TASK OBJECTIVE:
Reproduce every entry below precisely; do not include the pictures.

● ● ● ● ● ● ●

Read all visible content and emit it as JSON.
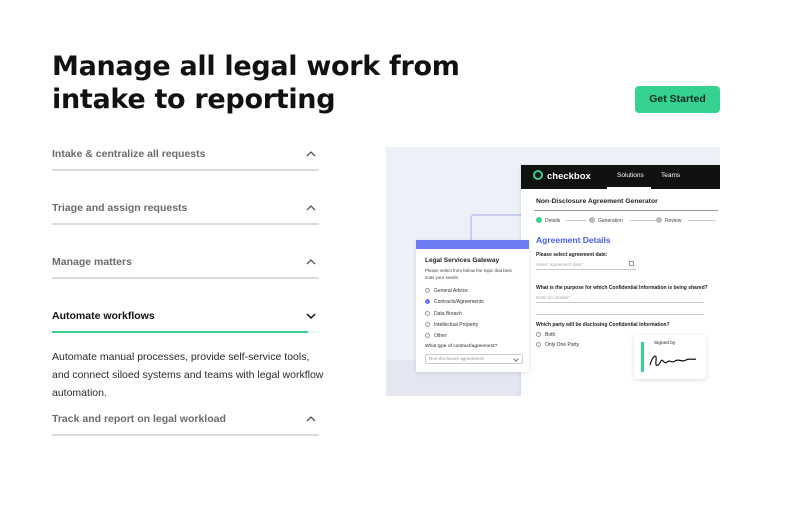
{
  "headline": {
    "line1": "Manage all legal work from",
    "line2": "intake to reporting"
  },
  "cta": {
    "label": "Get Started"
  },
  "accordion": {
    "items": [
      {
        "title": "Intake & centralize all requests",
        "expanded": false
      },
      {
        "title": "Triage and assign requests",
        "expanded": false
      },
      {
        "title": "Manage matters",
        "expanded": false
      },
      {
        "title": "Automate workflows",
        "expanded": true,
        "body": "Automate manual processes, provide self-service tools, and connect siloed systems and teams with legal workflow automation.",
        "progress": 0.96
      },
      {
        "title": "Track and report on legal workload",
        "expanded": false
      }
    ]
  },
  "colors": {
    "accent": "#35d38f",
    "brand_blue": "#4a5ee0",
    "form_header": "#6a7af0"
  },
  "app": {
    "brand": "checkbox",
    "nav": [
      "Solutions",
      "Teams"
    ],
    "doc_title": "Non-Disclosure Agreement Generator",
    "steps": [
      "Details",
      "Generation",
      "Review"
    ],
    "section_title": "Agreement Details",
    "q1": "Please select agreement date:",
    "q1_placeholder": "Select agreement date*",
    "q2": "What is the purpose for which Confidential Information is being shared?",
    "q2_placeholder": "Enter an answer*",
    "q3": "Which party will be disclosing Confidential Information?",
    "q3_options": [
      "Both",
      "Only One Party"
    ],
    "signature_label": "Signed by"
  },
  "gateway": {
    "title": "Legal Services Gateway",
    "desc": "Please select from below the topic that best suits your needs:",
    "options": [
      "General Advice",
      "Contracts/Agreements",
      "Data Breach",
      "Intellectual Property",
      "Other"
    ],
    "selected": "Contracts/Agreements",
    "question": "What type of contract/agreement?",
    "select_value": "Non-disclosure agreements"
  }
}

● ● ● ● ● ● ●

RESULT BELOW:
Read all visible content and emit it as JSON.
{
  "headline": {
    "line1": "Manage all legal work from",
    "line2": "intake to reporting"
  },
  "cta": {
    "label": "Get Started"
  },
  "accordion": {
    "items": [
      {
        "title": "Intake & centralize all requests",
        "expanded": false
      },
      {
        "title": "Triage and assign requests",
        "expanded": false
      },
      {
        "title": "Manage matters",
        "expanded": false
      },
      {
        "title": "Automate workflows",
        "expanded": true,
        "body": "Automate manual processes, provide self-service tools, and connect siloed systems and teams with legal workflow automation.",
        "progress": 0.96
      },
      {
        "title": "Track and report on legal workload",
        "expanded": false
      }
    ]
  },
  "colors": {
    "accent": "#35d38f",
    "brand_blue": "#4a5ee0",
    "form_header": "#6a7af0"
  },
  "app": {
    "brand": "checkbox",
    "nav": [
      "Solutions",
      "Teams"
    ],
    "doc_title": "Non-Disclosure Agreement Generator",
    "steps": [
      "Details",
      "Generation",
      "Review"
    ],
    "section_title": "Agreement Details",
    "q1": "Please select agreement date:",
    "q1_placeholder": "Select agreement date*",
    "q2": "What is the purpose for which Confidential Information is being shared?",
    "q2_placeholder": "Enter an answer*",
    "q3": "Which party will be disclosing Confidential Information?",
    "q3_options": [
      "Both",
      "Only One Party"
    ],
    "signature_label": "Signed by"
  },
  "gateway": {
    "title": "Legal Services Gateway",
    "desc": "Please select from below the topic that best suits your needs:",
    "options": [
      "General Advice",
      "Contracts/Agreements",
      "Data Breach",
      "Intellectual Property",
      "Other"
    ],
    "selected": "Contracts/Agreements",
    "question": "What type of contract/agreement?",
    "select_value": "Non-disclosure agreements"
  }
}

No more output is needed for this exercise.